[Stored records]
►

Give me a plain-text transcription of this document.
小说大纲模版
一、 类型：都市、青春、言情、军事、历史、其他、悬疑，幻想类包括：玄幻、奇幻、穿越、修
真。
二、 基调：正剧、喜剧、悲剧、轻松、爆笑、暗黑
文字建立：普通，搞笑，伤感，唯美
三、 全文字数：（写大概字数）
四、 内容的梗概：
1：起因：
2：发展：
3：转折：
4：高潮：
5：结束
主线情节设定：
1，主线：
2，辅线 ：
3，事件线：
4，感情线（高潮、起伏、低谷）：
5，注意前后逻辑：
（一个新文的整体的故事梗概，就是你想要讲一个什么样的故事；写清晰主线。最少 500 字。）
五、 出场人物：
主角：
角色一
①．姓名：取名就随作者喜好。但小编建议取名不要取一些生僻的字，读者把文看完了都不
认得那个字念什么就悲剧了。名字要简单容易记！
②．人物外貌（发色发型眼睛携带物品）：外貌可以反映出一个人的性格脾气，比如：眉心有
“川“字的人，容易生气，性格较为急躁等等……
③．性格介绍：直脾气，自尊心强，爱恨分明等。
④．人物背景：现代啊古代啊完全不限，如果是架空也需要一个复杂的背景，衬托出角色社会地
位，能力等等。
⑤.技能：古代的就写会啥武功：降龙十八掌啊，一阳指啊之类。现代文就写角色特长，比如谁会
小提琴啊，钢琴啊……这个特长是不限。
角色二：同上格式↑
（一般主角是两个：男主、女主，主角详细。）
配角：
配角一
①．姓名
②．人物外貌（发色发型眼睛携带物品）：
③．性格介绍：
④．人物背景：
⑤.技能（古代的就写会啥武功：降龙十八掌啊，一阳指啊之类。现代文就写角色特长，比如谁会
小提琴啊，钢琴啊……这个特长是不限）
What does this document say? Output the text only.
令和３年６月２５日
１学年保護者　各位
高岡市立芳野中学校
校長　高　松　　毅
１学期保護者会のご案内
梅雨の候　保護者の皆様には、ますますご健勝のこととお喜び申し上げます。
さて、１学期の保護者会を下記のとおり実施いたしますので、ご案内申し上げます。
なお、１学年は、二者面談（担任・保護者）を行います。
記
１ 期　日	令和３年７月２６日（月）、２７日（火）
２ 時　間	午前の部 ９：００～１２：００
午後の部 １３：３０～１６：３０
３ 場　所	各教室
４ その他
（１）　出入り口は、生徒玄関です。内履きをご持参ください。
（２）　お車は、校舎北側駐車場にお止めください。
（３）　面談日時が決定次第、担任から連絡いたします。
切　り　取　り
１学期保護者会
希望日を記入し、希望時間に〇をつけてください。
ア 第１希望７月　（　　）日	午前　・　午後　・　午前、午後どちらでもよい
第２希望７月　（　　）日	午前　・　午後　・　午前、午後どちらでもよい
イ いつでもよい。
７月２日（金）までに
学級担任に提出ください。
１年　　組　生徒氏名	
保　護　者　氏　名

◄

▸ **Given instruction**
Retype the records in full. Keep every line identical to the original.

▸ **Response to the exercise**
Give me a plain-text transcription of this document.
小说大纲模版
一、 类型：都市、青春、言情、军事、历史、其他、悬疑，幻想类包括：玄幻、奇幻、穿越、修
真。
二、 基调：正剧、喜剧、悲剧、轻松、爆笑、暗黑
文字建立：普通，搞笑，伤感，唯美
三、 全文字数：（写大概字数）
四、 内容的梗概：
1：起因：
2：发展：
3：转折：
4：高潮：
5：结束
主线情节设定：
1，主线：
2，辅线 ：
3，事件线：
4，感情线（高潮、起伏、低谷）：
5，注意前后逻辑：
（一个新文的整体的故事梗概，就是你想要讲一个什么样的故事；写清晰主线。最少 500 字。）
五、 出场人物：
主角：
角色一
①．姓名：取名就随作者喜好。但小编建议取名不要取一些生僻的字，读者把文看完了都不
认得那个字念什么就悲剧了。名字要简单容易记！
②．人物外貌（发色发型眼睛携带物品）：外貌可以反映出一个人的性格脾气，比如：眉心有
“川“字的人，容易生气，性格较为急躁等等……
③．性格介绍：直脾气，自尊心强，爱恨分明等。
④．人物背景：现代啊古代啊完全不限，如果是架空也需要一个复杂的背景，衬托出角色社会地
位，能力等等。
⑤.技能：古代的就写会啥武功：降龙十八掌啊，一阳指啊之类。现代文就写角色特长，比如谁会
小提琴啊，钢琴啊……这个特长是不限。
角色二：同上格式↑
（一般主角是两个：男主、女主，主角详细。）
配角：
配角一
①．姓名
②．人物外貌（发色发型眼睛携带物品）：
③．性格介绍：
④．人物背景：
⑤.技能（古代的就写会啥武功：降龙十八掌啊，一阳指啊之类。现代文就写角色特长，比如谁会
小提琴啊，钢琴啊……这个特长是不限）
What does this document say? Output the text only.
令和３年６月２５日
１学年保護者　各位
高岡市立芳野中学校
校長　高　松　　毅
１学期保護者会のご案内
梅雨の候　保護者の皆様には、ますますご健勝のこととお喜び申し上げます。
さて、１学期の保護者会を下記のとおり実施いたしますので、ご案内申し上げます。
なお、１学年は、二者面談（担任・保護者）を行います。
記
１ 期　日	令和３年７月２６日（月）、２７日（火）
２ 時　間	午前の部 ９：００～１２：００
午後の部 １３：３０～１６：３０
３ 場　所	各教室
４ その他
（１）　出入り口は、生徒玄関です。内履きをご持参ください。
（２）　お車は、校舎北側駐車場にお止めください。
（３）　面談日時が決定次第、担任から連絡いたします。
切　り　取　り
１学期保護者会
希望日を記入し、希望時間に〇をつけてください。
ア 第１希望７月　（　　）日	午前　・　午後　・　午前、午後どちらでもよい
第２希望７月　（　　）日	午前　・　午後　・　午前、午後どちらでもよい
イ いつでもよい。
７月２日（金）までに
学級担任に提出ください。
１年　　組　生徒氏名	
保　護　者　氏　名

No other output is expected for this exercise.